_WHAT THE TASK REQUIRES_: What follows is a listing to be transcribed exactly.

Saved data entries

══════════

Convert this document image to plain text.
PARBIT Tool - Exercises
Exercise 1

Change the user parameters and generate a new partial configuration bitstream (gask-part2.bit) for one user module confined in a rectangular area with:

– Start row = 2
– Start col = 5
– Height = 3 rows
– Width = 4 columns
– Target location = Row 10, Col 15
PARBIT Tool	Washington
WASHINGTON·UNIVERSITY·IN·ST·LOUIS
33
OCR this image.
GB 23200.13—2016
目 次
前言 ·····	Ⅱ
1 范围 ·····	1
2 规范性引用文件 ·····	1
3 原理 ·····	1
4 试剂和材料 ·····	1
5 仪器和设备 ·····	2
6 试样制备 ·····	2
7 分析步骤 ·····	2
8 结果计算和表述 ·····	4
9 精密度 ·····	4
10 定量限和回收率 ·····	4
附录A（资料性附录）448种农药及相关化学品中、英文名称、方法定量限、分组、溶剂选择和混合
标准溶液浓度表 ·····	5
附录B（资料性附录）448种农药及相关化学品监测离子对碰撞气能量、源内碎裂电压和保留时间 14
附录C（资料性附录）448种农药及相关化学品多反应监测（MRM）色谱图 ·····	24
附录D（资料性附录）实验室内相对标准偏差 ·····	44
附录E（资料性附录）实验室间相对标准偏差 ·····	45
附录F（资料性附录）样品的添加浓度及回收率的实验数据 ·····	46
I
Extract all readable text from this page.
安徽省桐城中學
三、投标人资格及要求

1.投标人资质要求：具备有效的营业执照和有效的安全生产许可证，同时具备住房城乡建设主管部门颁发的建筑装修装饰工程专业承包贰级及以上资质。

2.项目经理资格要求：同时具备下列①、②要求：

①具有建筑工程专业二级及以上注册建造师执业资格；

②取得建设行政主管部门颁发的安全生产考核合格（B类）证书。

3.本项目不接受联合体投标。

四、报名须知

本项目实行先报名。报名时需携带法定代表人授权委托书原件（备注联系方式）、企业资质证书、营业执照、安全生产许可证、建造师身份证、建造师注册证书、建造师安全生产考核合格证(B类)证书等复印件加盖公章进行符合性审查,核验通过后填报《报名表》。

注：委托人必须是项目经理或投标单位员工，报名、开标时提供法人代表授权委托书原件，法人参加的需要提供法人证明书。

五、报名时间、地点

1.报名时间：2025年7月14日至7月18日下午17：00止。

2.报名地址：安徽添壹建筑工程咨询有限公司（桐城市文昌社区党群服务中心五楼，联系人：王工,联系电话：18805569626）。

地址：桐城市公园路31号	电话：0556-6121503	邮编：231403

══════════

_REPLY TO THE EXERCISE_:
Convert this document image to plain text.
PARBIT Tool - Exercises
Exercise 1

Change the user parameters and generate a new partial configuration bitstream (gask-part2.bit) for one user module confined in a rectangular area with:

– Start row = 2
– Start col = 5
– Height = 3 rows
– Width = 4 columns
– Target location = Row 10, Col 15
PARBIT Tool	Washington
WASHINGTON·UNIVERSITY·IN·ST·LOUIS
33
OCR this image.
GB 23200.13—2016
目 次
前言 ·····	Ⅱ
1 范围 ·····	1
2 规范性引用文件 ·····	1
3 原理 ·····	1
4 试剂和材料 ·····	1
5 仪器和设备 ·····	2
6 试样制备 ·····	2
7 分析步骤 ·····	2
8 结果计算和表述 ·····	4
9 精密度 ·····	4
10 定量限和回收率 ·····	4
附录A（资料性附录）448种农药及相关化学品中、英文名称、方法定量限、分组、溶剂选择和混合
标准溶液浓度表 ·····	5
附录B（资料性附录）448种农药及相关化学品监测离子对碰撞气能量、源内碎裂电压和保留时间 14
附录C（资料性附录）448种农药及相关化学品多反应监测（MRM）色谱图 ·····	24
附录D（资料性附录）实验室内相对标准偏差 ·····	44
附录E（资料性附录）实验室间相对标准偏差 ·····	45
附录F（资料性附录）样品的添加浓度及回收率的实验数据 ·····	46
I
Extract all readable text from this page.
安徽省桐城中學
三、投标人资格及要求

1.投标人资质要求：具备有效的营业执照和有效的安全生产许可证，同时具备住房城乡建设主管部门颁发的建筑装修装饰工程专业承包贰级及以上资质。

2.项目经理资格要求：同时具备下列①、②要求：

①具有建筑工程专业二级及以上注册建造师执业资格；

②取得建设行政主管部门颁发的安全生产考核合格（B类）证书。

3.本项目不接受联合体投标。

四、报名须知

本项目实行先报名。报名时需携带法定代表人授权委托书原件（备注联系方式）、企业资质证书、营业执照、安全生产许可证、建造师身份证、建造师注册证书、建造师安全生产考核合格证(B类)证书等复印件加盖公章进行符合性审查,核验通过后填报《报名表》。

注：委托人必须是项目经理或投标单位员工，报名、开标时提供法人代表授权委托书原件，法人参加的需要提供法人证明书。

五、报名时间、地点

1.报名时间：2025年7月14日至7月18日下午17：00止。

2.报名地址：安徽添壹建筑工程咨询有限公司（桐城市文昌社区党群服务中心五楼，联系人：王工,联系电话：18805569626）。

地址：桐城市公园路31号	电话：0556-6121503	邮编：231403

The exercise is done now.